--- start of Records shown ---

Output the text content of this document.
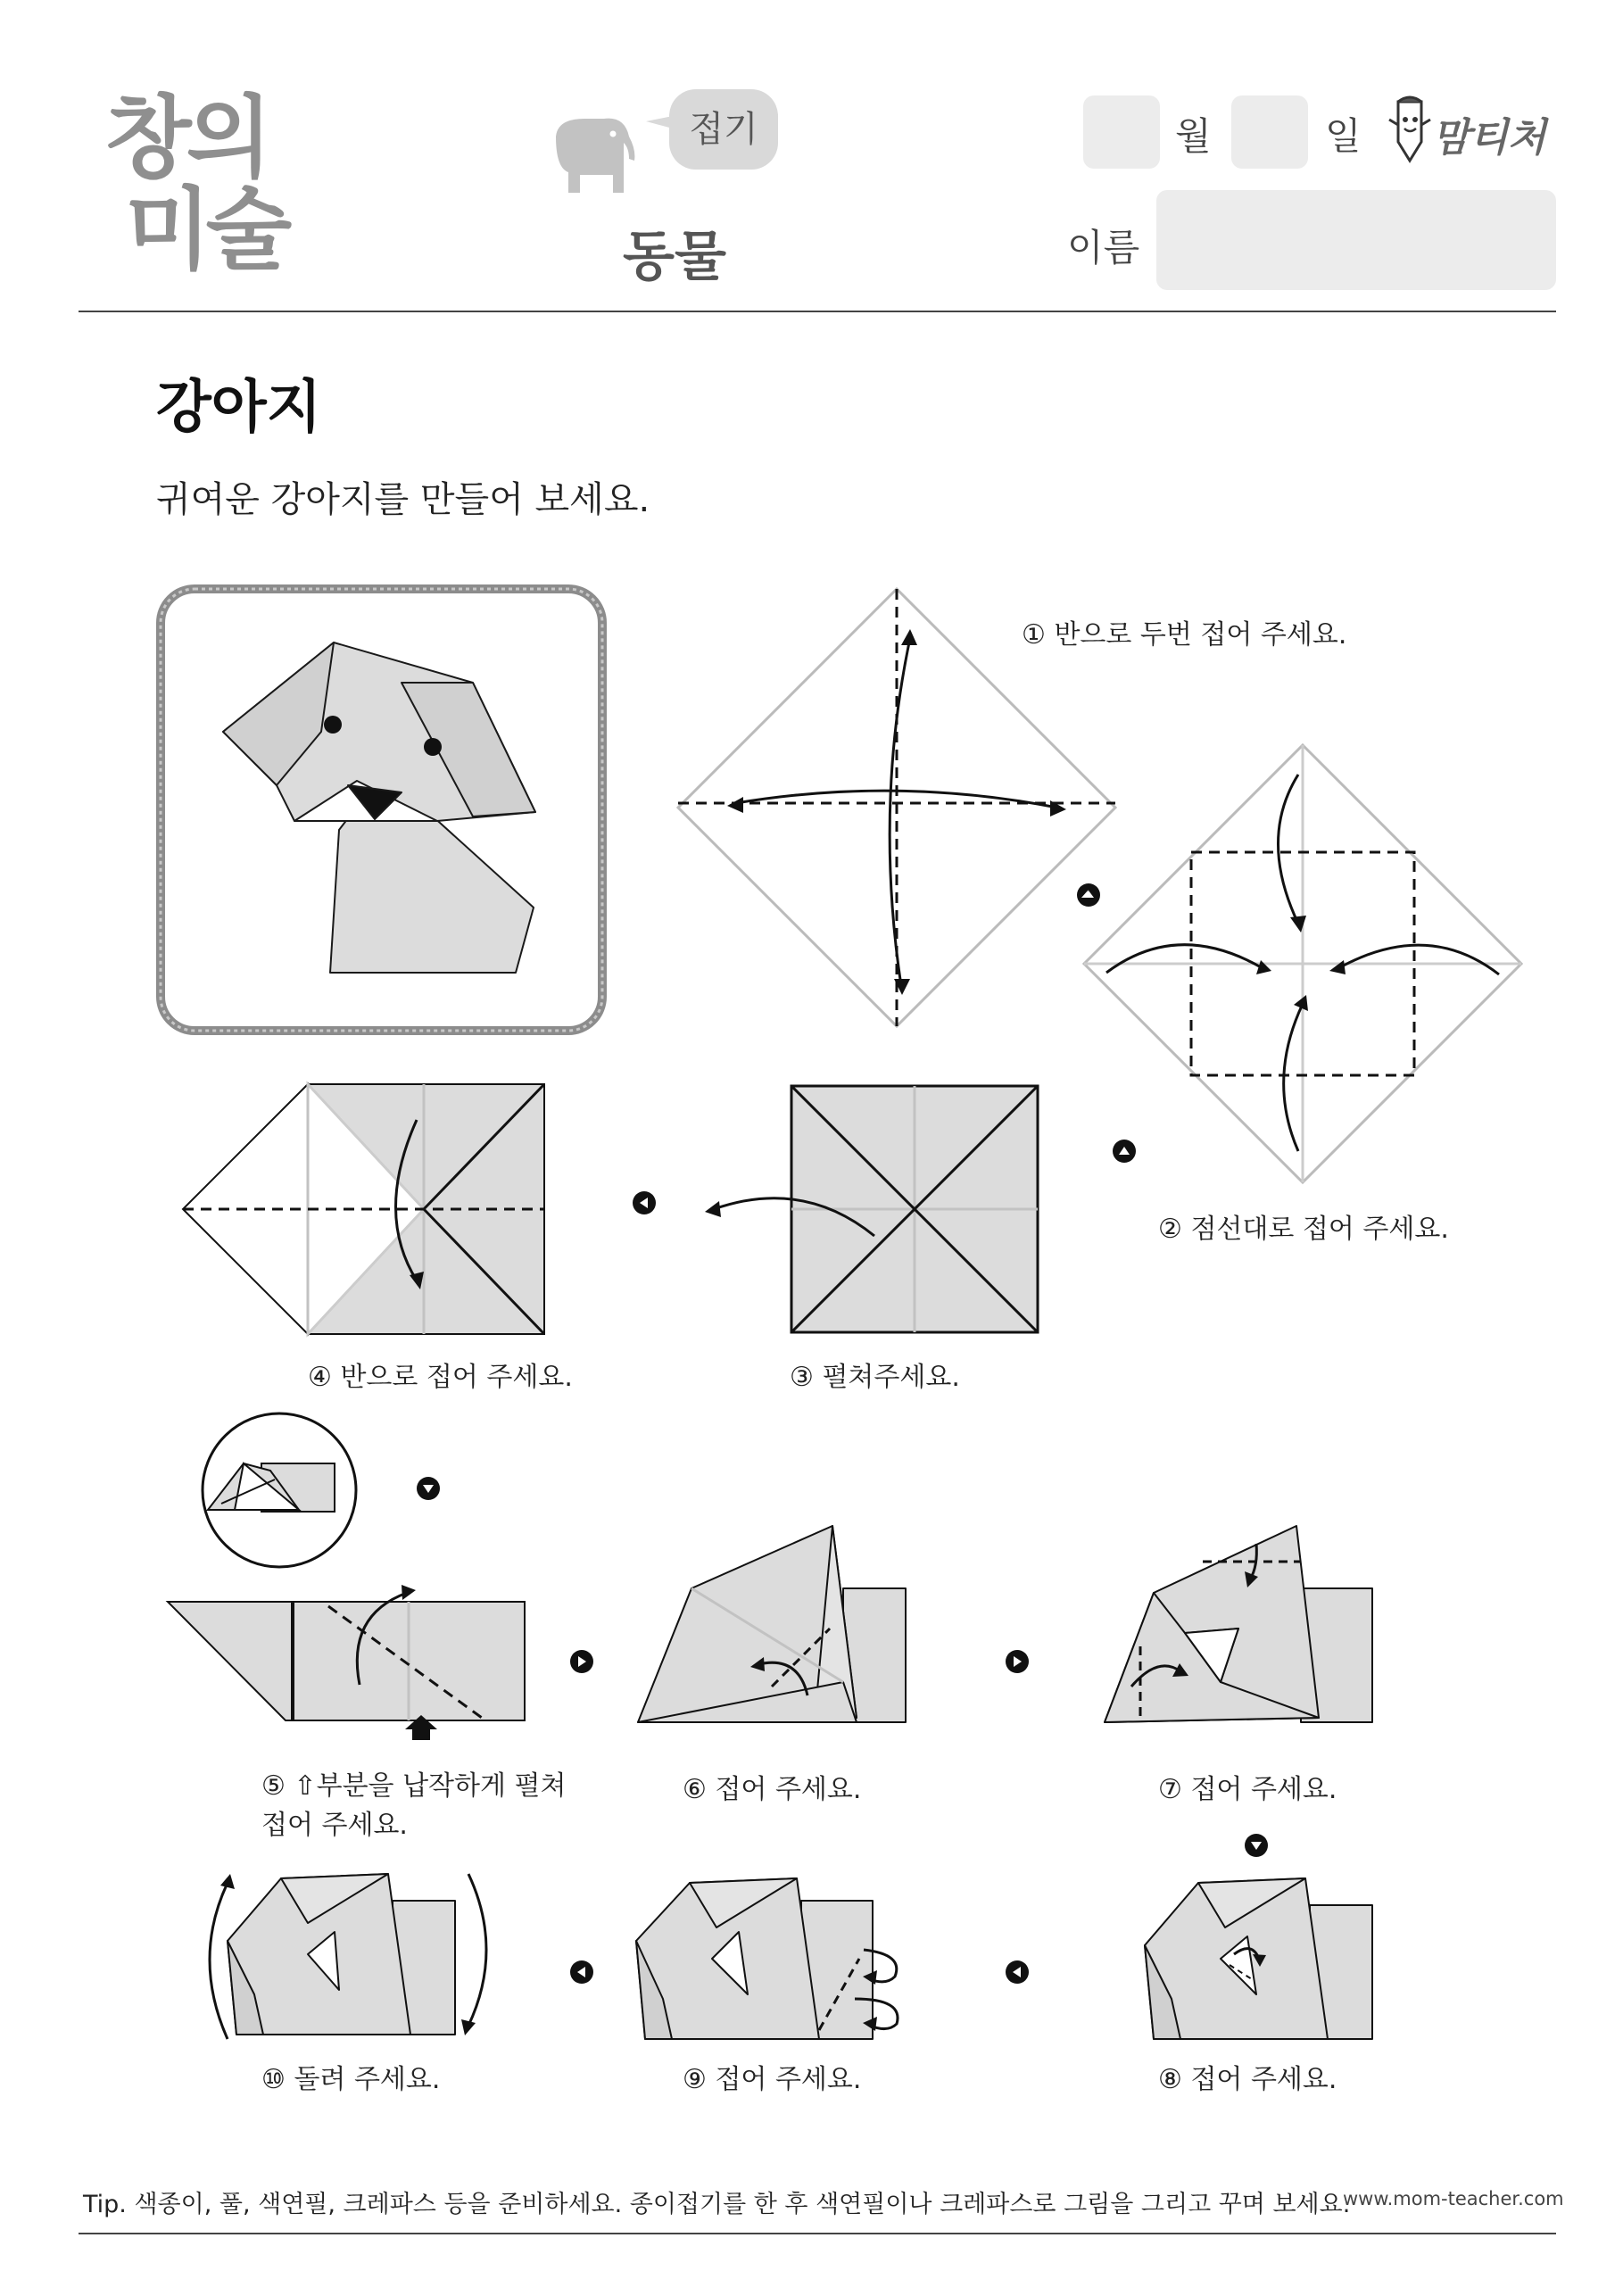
창의
미술
접기
동물
월	일 맘티처
이름
강아지
귀여운 강아지를 만들어 보세요.
① 반으로 두번 접어 주세요.
② 점선대로 접어 주세요.
③ 펼쳐주세요.
④ 반으로 접어 주세요.
⑤ ⇧부분을 납작하게 펼쳐
접어 주세요.
⑥ 접어 주세요.	⑦ 접어 주세요.
⑧ 접어 주세요.
⑨ 접어 주세요.
⑩ 돌려 주세요.
Tip. 색종이, 풀, 색연필, 크레파스 등을 준비하세요. 종이접기를 한 후 색연필이나 크레파스로 그림을 그리고 꾸며 보세요.
www.mom-teacher.com
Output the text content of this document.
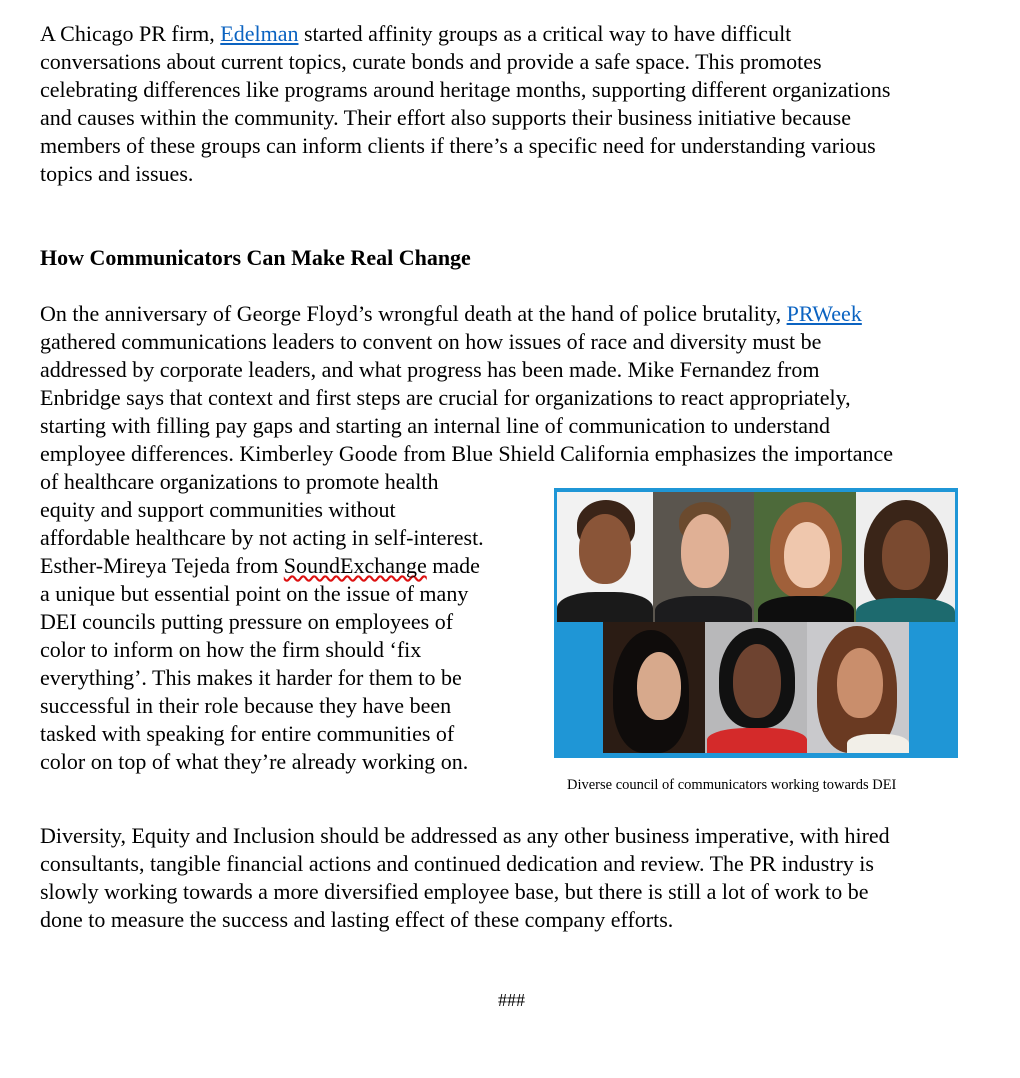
A Chicago PR firm, Edelman started affinity groups as a critical way to have difficult
conversations about current topics, curate bonds and provide a safe space. This promotes
celebrating differences like programs around heritage months, supporting different organizations
and causes within the community. Their effort also supports their business initiative because
members of these groups can inform clients if there’s a specific need for understanding various
topics and issues.
How Communicators Can Make Real Change
On the anniversary of George Floyd’s wrongful death at the hand of police brutality, PRWeek
gathered communications leaders to convent on how issues of race and diversity must be
addressed by corporate leaders, and what progress has been made. Mike Fernandez from
Enbridge says that context and first steps are crucial for organizations to react appropriately,
starting with filling pay gaps and starting an internal line of communication to understand
employee differences. Kimberley Goode from Blue Shield California emphasizes the importance
of healthcare organizations to promote health
equity and support communities without
affordable healthcare by not acting in self-interest.
Esther-Mireya Tejeda from SoundExchange made
a unique but essential point on the issue of many
DEI councils putting pressure on employees of
color to inform on how the firm should ‘fix
everything’. This makes it harder for them to be
successful in their role because they have been
tasked with speaking for entire communities of
color on top of what they’re already working on.
Diverse council of communicators working towards DEI
Diversity, Equity and Inclusion should be addressed as any other business imperative, with hired
consultants, tangible financial actions and continued dedication and review. The PR industry is
slowly working towards a more diversified employee base, but there is still a lot of work to be
done to measure the success and lasting effect of these company efforts.
###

--- end of Records shown ---

Exercise details:
Search the data above for the string "working" and copy each line that has it.

Final result:
color on top of what they’re already working on.
Diverse council of communicators working towards DEI
slowly working towards a more diversified employee base, but there is still a lot of work to be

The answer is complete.